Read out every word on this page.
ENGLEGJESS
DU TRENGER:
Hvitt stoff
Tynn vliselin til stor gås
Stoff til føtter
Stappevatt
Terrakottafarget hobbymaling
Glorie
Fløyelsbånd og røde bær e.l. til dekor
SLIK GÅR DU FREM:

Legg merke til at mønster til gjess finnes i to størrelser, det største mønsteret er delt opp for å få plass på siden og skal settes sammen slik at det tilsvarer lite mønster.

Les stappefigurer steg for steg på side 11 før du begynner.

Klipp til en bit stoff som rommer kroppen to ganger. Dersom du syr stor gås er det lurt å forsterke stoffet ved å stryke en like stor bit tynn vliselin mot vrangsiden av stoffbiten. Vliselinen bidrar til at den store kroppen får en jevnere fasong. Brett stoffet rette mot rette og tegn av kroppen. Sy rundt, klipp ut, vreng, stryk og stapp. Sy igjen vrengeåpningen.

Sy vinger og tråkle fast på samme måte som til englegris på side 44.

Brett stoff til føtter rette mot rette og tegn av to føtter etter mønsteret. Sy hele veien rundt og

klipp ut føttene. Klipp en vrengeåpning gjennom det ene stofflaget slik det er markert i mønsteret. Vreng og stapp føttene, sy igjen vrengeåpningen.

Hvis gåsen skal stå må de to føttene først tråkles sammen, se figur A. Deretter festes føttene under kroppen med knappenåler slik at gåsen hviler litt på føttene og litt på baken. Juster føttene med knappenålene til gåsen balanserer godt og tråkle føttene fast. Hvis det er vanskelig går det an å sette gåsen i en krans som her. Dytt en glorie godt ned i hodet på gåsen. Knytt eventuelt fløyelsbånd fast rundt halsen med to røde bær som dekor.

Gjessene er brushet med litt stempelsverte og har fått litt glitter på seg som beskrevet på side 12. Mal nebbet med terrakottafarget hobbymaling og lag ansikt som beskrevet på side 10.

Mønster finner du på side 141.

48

○ ○ ○ ○ ○ ○ ○

→ TO DO: Your task is to repeat the data exactly, with nothing left out.

→ WRITTEN SOLUTION:
Read out every word on this page.
ENGLEGJESS
DU TRENGER:
Hvitt stoff
Tynn vliselin til stor gås
Stoff til føtter
Stappevatt
Terrakottafarget hobbymaling
Glorie
Fløyelsbånd og røde bær e.l. til dekor
SLIK GÅR DU FREM:

Legg merke til at mønster til gjess finnes i to størrelser, det største mønsteret er delt opp for å få plass på siden og skal settes sammen slik at det tilsvarer lite mønster.

Les stappefigurer steg for steg på side 11 før du begynner.

Klipp til en bit stoff som rommer kroppen to ganger. Dersom du syr stor gås er det lurt å forsterke stoffet ved å stryke en like stor bit tynn vliselin mot vrangsiden av stoffbiten. Vliselinen bidrar til at den store kroppen får en jevnere fasong. Brett stoffet rette mot rette og tegn av kroppen. Sy rundt, klipp ut, vreng, stryk og stapp. Sy igjen vrengeåpningen.

Sy vinger og tråkle fast på samme måte som til englegris på side 44.

Brett stoff til føtter rette mot rette og tegn av to føtter etter mønsteret. Sy hele veien rundt og

klipp ut føttene. Klipp en vrengeåpning gjennom det ene stofflaget slik det er markert i mønsteret. Vreng og stapp føttene, sy igjen vrengeåpningen.

Hvis gåsen skal stå må de to føttene først tråkles sammen, se figur A. Deretter festes føttene under kroppen med knappenåler slik at gåsen hviler litt på føttene og litt på baken. Juster føttene med knappenålene til gåsen balanserer godt og tråkle føttene fast. Hvis det er vanskelig går det an å sette gåsen i en krans som her. Dytt en glorie godt ned i hodet på gåsen. Knytt eventuelt fløyelsbånd fast rundt halsen med to røde bær som dekor.

Gjessene er brushet med litt stempelsverte og har fått litt glitter på seg som beskrevet på side 12. Mal nebbet med terrakottafarget hobbymaling og lag ansikt som beskrevet på side 10.

Mønster finner du på side 141.

48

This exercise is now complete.